Recorded data:
::::::

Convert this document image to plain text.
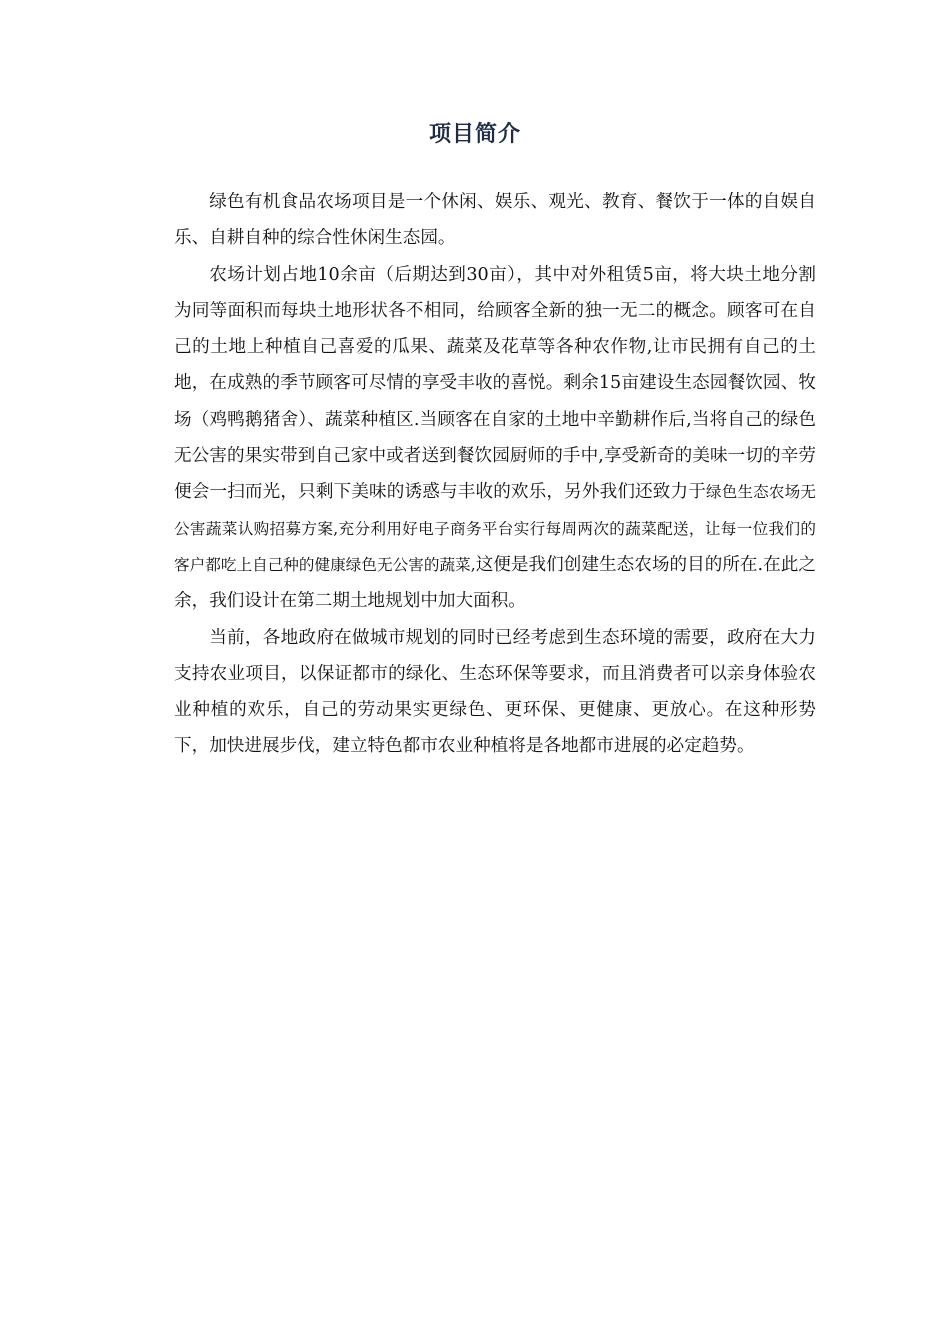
项目简介

绿色有机食品农场项目是一个休闲、娱乐、观光、教育、餐饮于一体的自娱自乐、自耕自种的综合性休闲生态园。

农场计划占地10余亩（后期达到30亩），其中对外租赁5亩，将大块土地分割为同等面积而每块土地形状各不相同，给顾客全新的独一无二的概念。顾客可在自己的土地上种植自己喜爱的瓜果、蔬菜及花草等各种农作物,让市民拥有自己的土地，在成熟的季节顾客可尽情的享受丰收的喜悦。剩余15亩建设生态园餐饮园、牧场（鸡鸭鹅猪舍）、蔬菜种植区.当顾客在自家的土地中辛勤耕作后,当将自己的绿色无公害的果实带到自己家中或者送到餐饮园厨师的手中,享受新奇的美味一切的辛劳便会一扫而光，只剩下美味的诱惑与丰收的欢乐，另外我们还致力于绿色生态农场无公害蔬菜认购招募方案,充分利用好电子商务平台实行每周两次的蔬菜配送，让每一位我们的客户都吃上自己种的健康绿色无公害的蔬菜,这便是我们创建生态农场的目的所在.在此之余，我们设计在第二期土地规划中加大面积。

当前，各地政府在做城市规划的同时已经考虑到生态环境的需要，政府在大力支持农业项目，以保证都市的绿化、生态环保等要求，而且消费者可以亲身体验农业种植的欢乐，自己的劳动果实更绿色、更环保、更健康、更放心。在这种形势下，加快进展步伐，建立特色都市农业种植将是各地都市进展的必定趋势。
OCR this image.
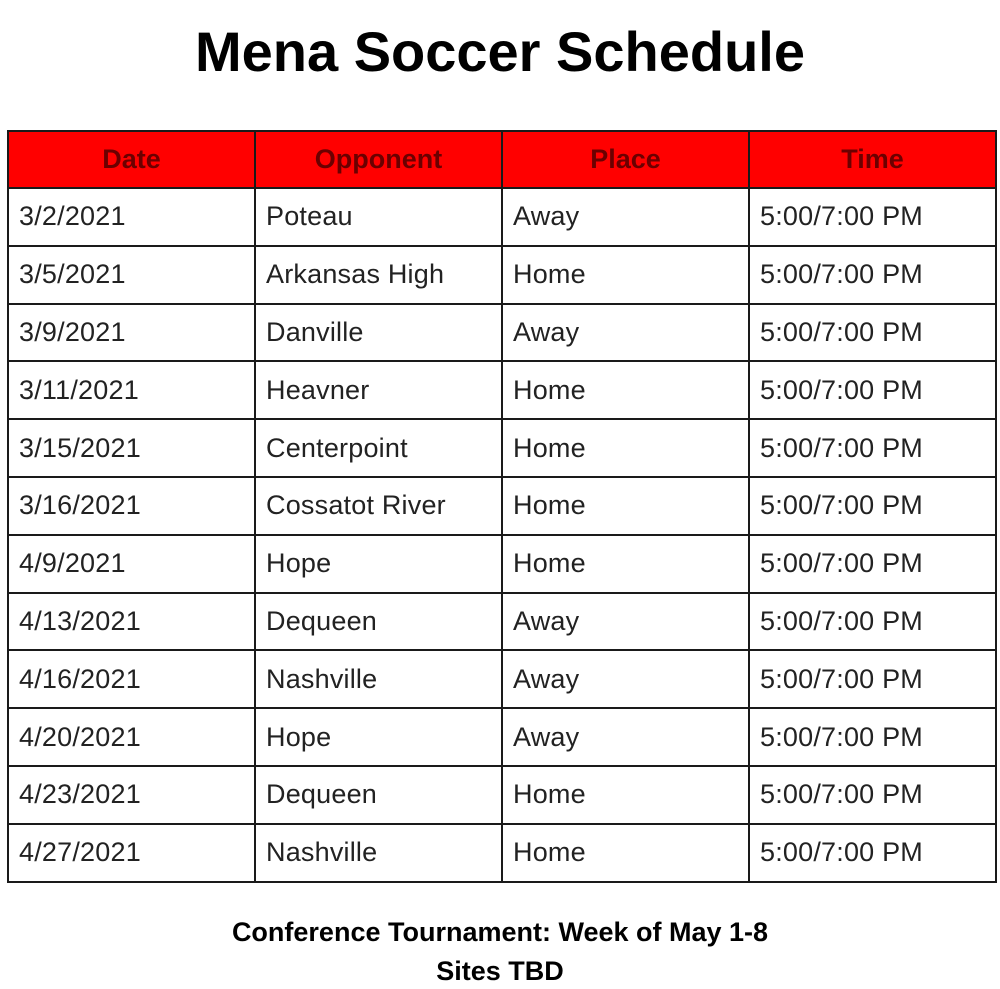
Mena Soccer Schedule
Date	Opponent	Place	Time
3/2/2021	Poteau	Away	5:00/7:00 PM
3/5/2021	Arkansas High	Home	5:00/7:00 PM
3/9/2021	Danville	Away	5:00/7:00 PM
3/11/2021	Heavner	Home	5:00/7:00 PM
3/15/2021	Centerpoint	Home	5:00/7:00 PM
3/16/2021	Cossatot River	Home	5:00/7:00 PM
4/9/2021	Hope	Home	5:00/7:00 PM
4/13/2021	Dequeen	Away	5:00/7:00 PM
4/16/2021	Nashville	Away	5:00/7:00 PM
4/20/2021	Hope	Away	5:00/7:00 PM
4/23/2021	Dequeen	Home	5:00/7:00 PM
4/27/2021	Nashville	Home	5:00/7:00 PM
Conference Tournament: Week of May 1-8
Sites TBD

::::::

▸ What to produce: Using the material above, set down every line exactly, but skip the pictures.

▸ Finished answer:
Convert this document image to plain text.
项目简介

绿色有机食品农场项目是一个休闲、娱乐、观光、教育、餐饮于一体的自娱自乐、自耕自种的综合性休闲生态园。

农场计划占地10余亩（后期达到30亩），其中对外租赁5亩，将大块土地分割为同等面积而每块土地形状各不相同，给顾客全新的独一无二的概念。顾客可在自己的土地上种植自己喜爱的瓜果、蔬菜及花草等各种农作物,让市民拥有自己的土地，在成熟的季节顾客可尽情的享受丰收的喜悦。剩余15亩建设生态园餐饮园、牧场（鸡鸭鹅猪舍）、蔬菜种植区.当顾客在自家的土地中辛勤耕作后,当将自己的绿色无公害的果实带到自己家中或者送到餐饮园厨师的手中,享受新奇的美味一切的辛劳便会一扫而光，只剩下美味的诱惑与丰收的欢乐，另外我们还致力于绿色生态农场无公害蔬菜认购招募方案,充分利用好电子商务平台实行每周两次的蔬菜配送，让每一位我们的客户都吃上自己种的健康绿色无公害的蔬菜,这便是我们创建生态农场的目的所在.在此之余，我们设计在第二期土地规划中加大面积。

当前，各地政府在做城市规划的同时已经考虑到生态环境的需要，政府在大力支持农业项目，以保证都市的绿化、生态环保等要求，而且消费者可以亲身体验农业种植的欢乐，自己的劳动果实更绿色、更环保、更健康、更放心。在这种形势下，加快进展步伐，建立特色都市农业种植将是各地都市进展的必定趋势。
OCR this image.
Mena Soccer Schedule
Date	Opponent	Place	Time
3/2/2021	Poteau	Away	5:00/7:00 PM
3/5/2021	Arkansas High	Home	5:00/7:00 PM
3/9/2021	Danville	Away	5:00/7:00 PM
3/11/2021	Heavner	Home	5:00/7:00 PM
3/15/2021	Centerpoint	Home	5:00/7:00 PM
3/16/2021	Cossatot River	Home	5:00/7:00 PM
4/9/2021	Hope	Home	5:00/7:00 PM
4/13/2021	Dequeen	Away	5:00/7:00 PM
4/16/2021	Nashville	Away	5:00/7:00 PM
4/20/2021	Hope	Away	5:00/7:00 PM
4/23/2021	Dequeen	Home	5:00/7:00 PM
4/27/2021	Nashville	Home	5:00/7:00 PM
Conference Tournament: Week of May 1-8
Sites TBD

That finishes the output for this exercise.